Give every line back verbatim, dropping all images.

-- start Data excerpts --

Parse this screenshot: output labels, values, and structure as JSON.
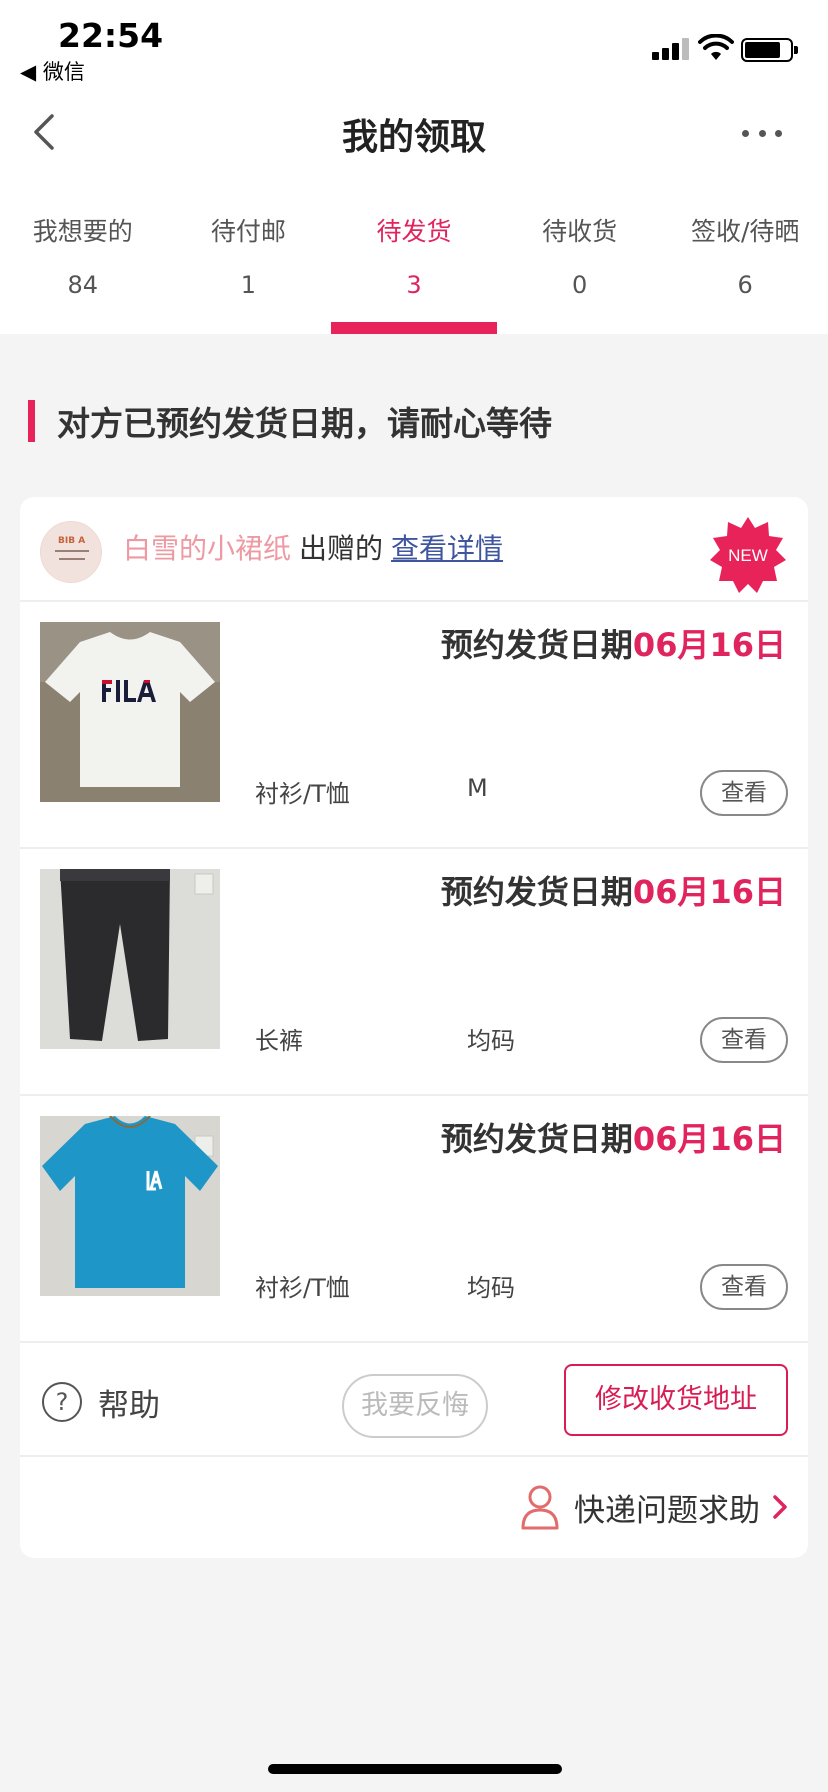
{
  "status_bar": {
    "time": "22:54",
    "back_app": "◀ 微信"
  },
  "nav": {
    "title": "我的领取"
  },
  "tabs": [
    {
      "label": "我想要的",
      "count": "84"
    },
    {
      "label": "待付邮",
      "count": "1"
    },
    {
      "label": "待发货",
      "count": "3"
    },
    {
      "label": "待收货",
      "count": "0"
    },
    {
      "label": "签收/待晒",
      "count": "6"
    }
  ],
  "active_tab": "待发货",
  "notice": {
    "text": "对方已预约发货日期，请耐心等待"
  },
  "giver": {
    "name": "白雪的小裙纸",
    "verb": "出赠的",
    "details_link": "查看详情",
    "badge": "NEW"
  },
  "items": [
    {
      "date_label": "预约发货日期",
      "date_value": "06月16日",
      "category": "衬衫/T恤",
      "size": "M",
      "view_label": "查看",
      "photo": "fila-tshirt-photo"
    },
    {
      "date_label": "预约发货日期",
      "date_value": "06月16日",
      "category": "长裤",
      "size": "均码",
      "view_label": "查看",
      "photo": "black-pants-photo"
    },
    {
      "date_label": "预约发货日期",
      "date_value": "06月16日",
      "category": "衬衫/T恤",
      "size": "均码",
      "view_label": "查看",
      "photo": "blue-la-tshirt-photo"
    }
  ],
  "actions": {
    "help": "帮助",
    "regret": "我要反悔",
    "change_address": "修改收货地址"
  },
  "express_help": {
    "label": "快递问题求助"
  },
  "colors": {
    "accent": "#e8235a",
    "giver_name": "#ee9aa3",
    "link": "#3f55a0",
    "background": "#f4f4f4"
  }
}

-- end Data excerpts --

*Solution to the exercise*:
Parse this screenshot: output labels, values, and structure as JSON.
{
  "status_bar": {
    "time": "22:54",
    "back_app": "◀ 微信"
  },
  "nav": {
    "title": "我的领取"
  },
  "tabs": [
    {
      "label": "我想要的",
      "count": "84"
    },
    {
      "label": "待付邮",
      "count": "1"
    },
    {
      "label": "待发货",
      "count": "3"
    },
    {
      "label": "待收货",
      "count": "0"
    },
    {
      "label": "签收/待晒",
      "count": "6"
    }
  ],
  "active_tab": "待发货",
  "notice": {
    "text": "对方已预约发货日期，请耐心等待"
  },
  "giver": {
    "name": "白雪的小裙纸",
    "verb": "出赠的",
    "details_link": "查看详情",
    "badge": "NEW"
  },
  "items": [
    {
      "date_label": "预约发货日期",
      "date_value": "06月16日",
      "category": "衬衫/T恤",
      "size": "M",
      "view_label": "查看",
      "photo": "fila-tshirt-photo"
    },
    {
      "date_label": "预约发货日期",
      "date_value": "06月16日",
      "category": "长裤",
      "size": "均码",
      "view_label": "查看",
      "photo": "black-pants-photo"
    },
    {
      "date_label": "预约发货日期",
      "date_value": "06月16日",
      "category": "衬衫/T恤",
      "size": "均码",
      "view_label": "查看",
      "photo": "blue-la-tshirt-photo"
    }
  ],
  "actions": {
    "help": "帮助",
    "regret": "我要反悔",
    "change_address": "修改收货地址"
  },
  "express_help": {
    "label": "快递问题求助"
  },
  "colors": {
    "accent": "#e8235a",
    "giver_name": "#ee9aa3",
    "link": "#3f55a0",
    "background": "#f4f4f4"
  }
}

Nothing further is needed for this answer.